- Exercise -
Using the data beneath, show every line that includes the word "resources".

- Data provided -

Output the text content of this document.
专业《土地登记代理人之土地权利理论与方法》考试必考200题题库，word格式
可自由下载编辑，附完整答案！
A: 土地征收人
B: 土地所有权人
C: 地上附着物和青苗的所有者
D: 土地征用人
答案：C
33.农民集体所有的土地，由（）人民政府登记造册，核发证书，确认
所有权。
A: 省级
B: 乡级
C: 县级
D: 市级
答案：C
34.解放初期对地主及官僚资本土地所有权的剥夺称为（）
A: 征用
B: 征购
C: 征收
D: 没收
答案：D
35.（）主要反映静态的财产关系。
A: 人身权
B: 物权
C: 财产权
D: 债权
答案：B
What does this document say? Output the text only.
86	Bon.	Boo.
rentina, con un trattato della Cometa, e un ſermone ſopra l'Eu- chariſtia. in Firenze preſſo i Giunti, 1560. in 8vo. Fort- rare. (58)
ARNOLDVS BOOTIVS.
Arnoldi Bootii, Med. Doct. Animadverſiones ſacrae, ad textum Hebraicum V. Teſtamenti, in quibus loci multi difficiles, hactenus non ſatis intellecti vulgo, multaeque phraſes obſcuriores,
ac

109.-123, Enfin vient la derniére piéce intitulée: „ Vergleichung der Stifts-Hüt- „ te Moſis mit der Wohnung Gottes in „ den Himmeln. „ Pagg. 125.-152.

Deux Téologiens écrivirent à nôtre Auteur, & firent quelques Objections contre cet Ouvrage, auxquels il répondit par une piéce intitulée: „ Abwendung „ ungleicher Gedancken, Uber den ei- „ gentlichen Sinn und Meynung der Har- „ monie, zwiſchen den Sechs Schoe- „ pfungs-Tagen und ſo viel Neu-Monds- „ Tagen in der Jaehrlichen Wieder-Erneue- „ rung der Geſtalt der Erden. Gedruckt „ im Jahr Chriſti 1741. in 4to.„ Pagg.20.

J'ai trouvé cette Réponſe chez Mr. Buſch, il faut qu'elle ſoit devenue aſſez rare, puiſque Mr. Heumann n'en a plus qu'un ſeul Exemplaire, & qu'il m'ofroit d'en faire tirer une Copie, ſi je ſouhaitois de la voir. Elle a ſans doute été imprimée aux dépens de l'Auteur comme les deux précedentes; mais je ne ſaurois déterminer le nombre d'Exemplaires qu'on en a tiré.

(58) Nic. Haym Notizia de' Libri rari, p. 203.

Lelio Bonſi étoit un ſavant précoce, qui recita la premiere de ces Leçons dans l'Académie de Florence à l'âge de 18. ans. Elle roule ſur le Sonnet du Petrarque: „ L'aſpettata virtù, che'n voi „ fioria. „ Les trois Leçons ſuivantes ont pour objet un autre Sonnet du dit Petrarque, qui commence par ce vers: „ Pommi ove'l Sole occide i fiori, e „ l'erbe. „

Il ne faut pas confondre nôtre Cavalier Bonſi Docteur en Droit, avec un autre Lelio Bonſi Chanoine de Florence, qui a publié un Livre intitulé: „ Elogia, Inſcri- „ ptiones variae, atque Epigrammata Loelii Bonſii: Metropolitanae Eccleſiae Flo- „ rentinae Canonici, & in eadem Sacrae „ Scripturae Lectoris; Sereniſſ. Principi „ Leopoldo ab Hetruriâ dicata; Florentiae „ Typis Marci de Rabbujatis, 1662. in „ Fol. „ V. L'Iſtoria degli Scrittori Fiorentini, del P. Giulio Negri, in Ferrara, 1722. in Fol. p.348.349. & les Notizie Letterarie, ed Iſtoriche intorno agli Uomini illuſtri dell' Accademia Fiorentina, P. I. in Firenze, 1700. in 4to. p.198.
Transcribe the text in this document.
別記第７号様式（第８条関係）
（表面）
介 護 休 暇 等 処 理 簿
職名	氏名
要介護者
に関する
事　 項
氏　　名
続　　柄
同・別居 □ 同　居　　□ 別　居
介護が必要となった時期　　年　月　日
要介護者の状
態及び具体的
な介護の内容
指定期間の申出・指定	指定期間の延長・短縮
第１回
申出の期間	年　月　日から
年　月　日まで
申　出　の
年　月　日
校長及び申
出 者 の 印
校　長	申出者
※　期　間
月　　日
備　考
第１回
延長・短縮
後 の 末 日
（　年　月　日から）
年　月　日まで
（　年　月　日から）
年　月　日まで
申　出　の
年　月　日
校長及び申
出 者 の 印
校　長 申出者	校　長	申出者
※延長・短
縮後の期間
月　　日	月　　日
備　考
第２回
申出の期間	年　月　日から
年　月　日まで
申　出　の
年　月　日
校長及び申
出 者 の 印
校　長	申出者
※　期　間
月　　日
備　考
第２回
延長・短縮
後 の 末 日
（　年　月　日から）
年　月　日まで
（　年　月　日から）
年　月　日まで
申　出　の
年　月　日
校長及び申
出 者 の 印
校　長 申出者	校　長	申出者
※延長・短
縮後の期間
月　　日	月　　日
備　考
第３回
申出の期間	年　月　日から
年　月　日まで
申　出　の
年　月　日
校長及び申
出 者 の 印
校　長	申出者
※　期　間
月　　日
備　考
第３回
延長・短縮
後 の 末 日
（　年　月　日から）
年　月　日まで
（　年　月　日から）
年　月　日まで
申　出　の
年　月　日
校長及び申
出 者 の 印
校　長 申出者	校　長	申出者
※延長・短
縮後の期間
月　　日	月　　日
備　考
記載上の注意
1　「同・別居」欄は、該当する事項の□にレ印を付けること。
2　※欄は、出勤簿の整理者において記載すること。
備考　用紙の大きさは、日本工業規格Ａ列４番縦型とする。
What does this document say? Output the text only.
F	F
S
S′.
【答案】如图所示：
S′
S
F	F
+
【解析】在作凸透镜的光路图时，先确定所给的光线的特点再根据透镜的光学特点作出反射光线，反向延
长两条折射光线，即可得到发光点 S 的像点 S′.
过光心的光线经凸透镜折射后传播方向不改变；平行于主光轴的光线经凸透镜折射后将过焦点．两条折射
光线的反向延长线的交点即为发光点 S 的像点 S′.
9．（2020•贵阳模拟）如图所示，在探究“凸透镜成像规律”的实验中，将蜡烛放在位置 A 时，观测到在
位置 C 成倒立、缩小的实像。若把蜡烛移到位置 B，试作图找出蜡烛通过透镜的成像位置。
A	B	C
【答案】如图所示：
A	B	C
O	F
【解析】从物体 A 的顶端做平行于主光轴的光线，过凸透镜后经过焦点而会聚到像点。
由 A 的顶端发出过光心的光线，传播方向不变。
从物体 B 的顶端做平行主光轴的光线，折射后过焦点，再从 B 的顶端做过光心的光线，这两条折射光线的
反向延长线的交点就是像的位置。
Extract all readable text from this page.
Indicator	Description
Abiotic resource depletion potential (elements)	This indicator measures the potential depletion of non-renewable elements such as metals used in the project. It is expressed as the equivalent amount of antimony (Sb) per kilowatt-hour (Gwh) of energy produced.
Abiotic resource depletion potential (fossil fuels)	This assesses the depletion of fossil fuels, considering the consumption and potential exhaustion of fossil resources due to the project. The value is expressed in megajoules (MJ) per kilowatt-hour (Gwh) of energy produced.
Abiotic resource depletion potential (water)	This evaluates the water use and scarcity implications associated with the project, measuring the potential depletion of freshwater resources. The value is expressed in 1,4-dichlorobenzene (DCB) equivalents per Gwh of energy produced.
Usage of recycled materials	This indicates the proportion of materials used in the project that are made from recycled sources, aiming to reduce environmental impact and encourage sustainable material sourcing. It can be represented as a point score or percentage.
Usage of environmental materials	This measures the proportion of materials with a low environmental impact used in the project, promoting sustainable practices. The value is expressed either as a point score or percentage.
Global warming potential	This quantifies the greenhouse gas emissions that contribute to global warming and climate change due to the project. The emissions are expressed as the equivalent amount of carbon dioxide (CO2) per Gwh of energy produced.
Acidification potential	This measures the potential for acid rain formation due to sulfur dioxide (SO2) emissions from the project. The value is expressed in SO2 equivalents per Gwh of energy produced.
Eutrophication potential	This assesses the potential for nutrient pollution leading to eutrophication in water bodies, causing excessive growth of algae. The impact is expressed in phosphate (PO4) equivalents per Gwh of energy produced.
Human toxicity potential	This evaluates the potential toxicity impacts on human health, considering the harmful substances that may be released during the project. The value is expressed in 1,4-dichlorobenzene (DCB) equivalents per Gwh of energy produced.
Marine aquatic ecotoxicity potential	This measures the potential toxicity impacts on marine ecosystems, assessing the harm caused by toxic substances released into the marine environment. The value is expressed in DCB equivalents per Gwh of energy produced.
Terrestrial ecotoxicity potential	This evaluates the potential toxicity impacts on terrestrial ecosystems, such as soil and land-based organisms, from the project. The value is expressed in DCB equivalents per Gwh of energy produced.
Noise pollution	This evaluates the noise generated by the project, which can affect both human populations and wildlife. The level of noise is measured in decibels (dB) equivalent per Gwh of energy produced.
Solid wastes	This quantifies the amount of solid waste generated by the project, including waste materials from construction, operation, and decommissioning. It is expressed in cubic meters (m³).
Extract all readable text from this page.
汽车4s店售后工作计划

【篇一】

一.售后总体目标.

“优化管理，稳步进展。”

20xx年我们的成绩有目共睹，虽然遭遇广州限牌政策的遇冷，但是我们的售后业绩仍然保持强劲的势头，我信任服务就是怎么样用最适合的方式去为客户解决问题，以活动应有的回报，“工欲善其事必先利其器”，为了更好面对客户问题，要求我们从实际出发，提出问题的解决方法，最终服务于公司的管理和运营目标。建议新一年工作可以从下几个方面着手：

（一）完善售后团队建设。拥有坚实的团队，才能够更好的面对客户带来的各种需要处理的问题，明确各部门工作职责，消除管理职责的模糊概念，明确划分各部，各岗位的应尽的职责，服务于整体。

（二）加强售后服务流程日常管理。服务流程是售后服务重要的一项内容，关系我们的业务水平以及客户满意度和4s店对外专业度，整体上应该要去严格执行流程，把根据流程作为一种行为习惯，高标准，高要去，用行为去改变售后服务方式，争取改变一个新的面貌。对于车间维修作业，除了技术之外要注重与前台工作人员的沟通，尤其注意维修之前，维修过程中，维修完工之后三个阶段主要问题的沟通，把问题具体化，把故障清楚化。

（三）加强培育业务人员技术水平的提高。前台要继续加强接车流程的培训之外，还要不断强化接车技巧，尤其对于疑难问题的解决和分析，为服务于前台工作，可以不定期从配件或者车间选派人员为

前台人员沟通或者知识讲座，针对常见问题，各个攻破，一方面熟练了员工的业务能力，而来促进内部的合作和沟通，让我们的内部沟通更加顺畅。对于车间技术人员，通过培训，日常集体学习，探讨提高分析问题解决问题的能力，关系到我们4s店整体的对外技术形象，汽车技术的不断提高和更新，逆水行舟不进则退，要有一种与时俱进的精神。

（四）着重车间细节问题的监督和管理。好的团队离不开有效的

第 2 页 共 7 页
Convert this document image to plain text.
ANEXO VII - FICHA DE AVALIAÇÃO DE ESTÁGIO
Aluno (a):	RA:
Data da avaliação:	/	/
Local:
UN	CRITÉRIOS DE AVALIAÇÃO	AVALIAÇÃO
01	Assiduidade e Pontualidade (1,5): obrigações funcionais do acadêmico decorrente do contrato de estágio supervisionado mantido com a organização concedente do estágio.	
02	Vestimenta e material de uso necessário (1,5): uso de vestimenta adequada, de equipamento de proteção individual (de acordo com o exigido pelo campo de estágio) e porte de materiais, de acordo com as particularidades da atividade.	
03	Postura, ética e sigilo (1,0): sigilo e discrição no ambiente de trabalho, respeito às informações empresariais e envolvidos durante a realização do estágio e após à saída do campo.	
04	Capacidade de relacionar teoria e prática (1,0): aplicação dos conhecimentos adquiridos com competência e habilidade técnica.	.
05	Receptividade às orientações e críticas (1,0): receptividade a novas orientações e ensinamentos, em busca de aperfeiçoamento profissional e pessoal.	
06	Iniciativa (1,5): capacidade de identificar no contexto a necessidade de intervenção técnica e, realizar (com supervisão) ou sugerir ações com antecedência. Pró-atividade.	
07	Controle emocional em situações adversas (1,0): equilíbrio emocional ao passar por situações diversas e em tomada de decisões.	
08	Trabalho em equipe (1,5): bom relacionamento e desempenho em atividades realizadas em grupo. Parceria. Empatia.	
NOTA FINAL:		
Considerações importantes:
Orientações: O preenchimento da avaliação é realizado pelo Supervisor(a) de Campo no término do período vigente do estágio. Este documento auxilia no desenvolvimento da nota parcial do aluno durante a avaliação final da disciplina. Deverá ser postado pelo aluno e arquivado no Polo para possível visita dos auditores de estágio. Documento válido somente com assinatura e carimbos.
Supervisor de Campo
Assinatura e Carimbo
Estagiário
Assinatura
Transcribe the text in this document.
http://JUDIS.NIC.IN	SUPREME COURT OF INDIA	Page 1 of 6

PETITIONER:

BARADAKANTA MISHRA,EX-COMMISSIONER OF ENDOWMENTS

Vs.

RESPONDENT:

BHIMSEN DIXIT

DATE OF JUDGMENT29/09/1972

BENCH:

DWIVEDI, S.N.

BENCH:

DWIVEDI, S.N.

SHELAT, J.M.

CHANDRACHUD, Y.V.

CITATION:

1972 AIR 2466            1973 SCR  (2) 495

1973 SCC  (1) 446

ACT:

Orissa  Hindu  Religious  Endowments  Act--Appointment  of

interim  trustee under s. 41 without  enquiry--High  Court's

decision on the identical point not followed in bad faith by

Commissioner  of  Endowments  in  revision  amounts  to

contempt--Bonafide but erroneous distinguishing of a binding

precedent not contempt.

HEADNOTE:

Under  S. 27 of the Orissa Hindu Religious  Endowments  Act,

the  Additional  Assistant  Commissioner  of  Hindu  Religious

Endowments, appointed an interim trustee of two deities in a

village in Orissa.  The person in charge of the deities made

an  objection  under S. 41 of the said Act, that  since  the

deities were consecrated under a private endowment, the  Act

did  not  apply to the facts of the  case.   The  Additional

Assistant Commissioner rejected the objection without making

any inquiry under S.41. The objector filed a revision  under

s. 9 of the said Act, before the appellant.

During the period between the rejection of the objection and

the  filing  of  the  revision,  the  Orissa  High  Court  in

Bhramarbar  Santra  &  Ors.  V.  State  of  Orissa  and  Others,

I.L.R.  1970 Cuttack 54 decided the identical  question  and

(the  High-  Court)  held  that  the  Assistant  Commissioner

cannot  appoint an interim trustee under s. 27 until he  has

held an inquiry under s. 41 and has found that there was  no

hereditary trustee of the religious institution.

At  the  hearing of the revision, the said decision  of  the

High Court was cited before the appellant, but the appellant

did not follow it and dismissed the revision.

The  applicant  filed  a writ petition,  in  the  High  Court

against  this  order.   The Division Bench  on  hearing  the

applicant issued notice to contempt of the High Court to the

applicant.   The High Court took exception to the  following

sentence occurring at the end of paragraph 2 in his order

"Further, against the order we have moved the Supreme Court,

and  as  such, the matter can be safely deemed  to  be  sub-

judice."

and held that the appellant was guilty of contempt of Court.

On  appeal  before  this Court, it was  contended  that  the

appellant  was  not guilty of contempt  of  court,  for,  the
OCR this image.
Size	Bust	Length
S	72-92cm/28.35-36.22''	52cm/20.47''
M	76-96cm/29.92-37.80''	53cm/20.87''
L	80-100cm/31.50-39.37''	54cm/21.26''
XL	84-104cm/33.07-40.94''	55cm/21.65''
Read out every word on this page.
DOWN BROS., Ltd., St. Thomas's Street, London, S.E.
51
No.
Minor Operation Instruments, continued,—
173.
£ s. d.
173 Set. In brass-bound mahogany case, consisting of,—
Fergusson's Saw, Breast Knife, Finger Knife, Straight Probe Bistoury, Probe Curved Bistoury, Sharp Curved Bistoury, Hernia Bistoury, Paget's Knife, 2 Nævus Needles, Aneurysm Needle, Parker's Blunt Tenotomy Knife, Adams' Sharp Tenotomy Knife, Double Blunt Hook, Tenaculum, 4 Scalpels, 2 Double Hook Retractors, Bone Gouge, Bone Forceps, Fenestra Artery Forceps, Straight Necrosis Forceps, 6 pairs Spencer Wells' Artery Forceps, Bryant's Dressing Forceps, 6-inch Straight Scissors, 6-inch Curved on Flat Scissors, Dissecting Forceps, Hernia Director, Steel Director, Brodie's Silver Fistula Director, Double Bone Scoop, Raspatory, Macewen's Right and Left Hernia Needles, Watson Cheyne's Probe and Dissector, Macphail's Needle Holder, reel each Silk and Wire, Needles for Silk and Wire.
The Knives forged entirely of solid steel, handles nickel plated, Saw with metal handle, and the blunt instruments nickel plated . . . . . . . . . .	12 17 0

- Exercise solution -
Abiotic resource depletion potential (fossil fuels)	This assesses the depletion of fossil fuels, considering the consumption and potential exhaustion of fossil resources due to the project. The value is expressed in megajoules (MJ) per kilowatt-hour (Gwh) of energy produced.
Abiotic resource depletion potential (water)	This evaluates the water use and scarcity implications associated with the project, measuring the potential depletion of freshwater resources. The value is expressed in 1,4-dichlorobenzene (DCB) equivalents per Gwh of energy produced.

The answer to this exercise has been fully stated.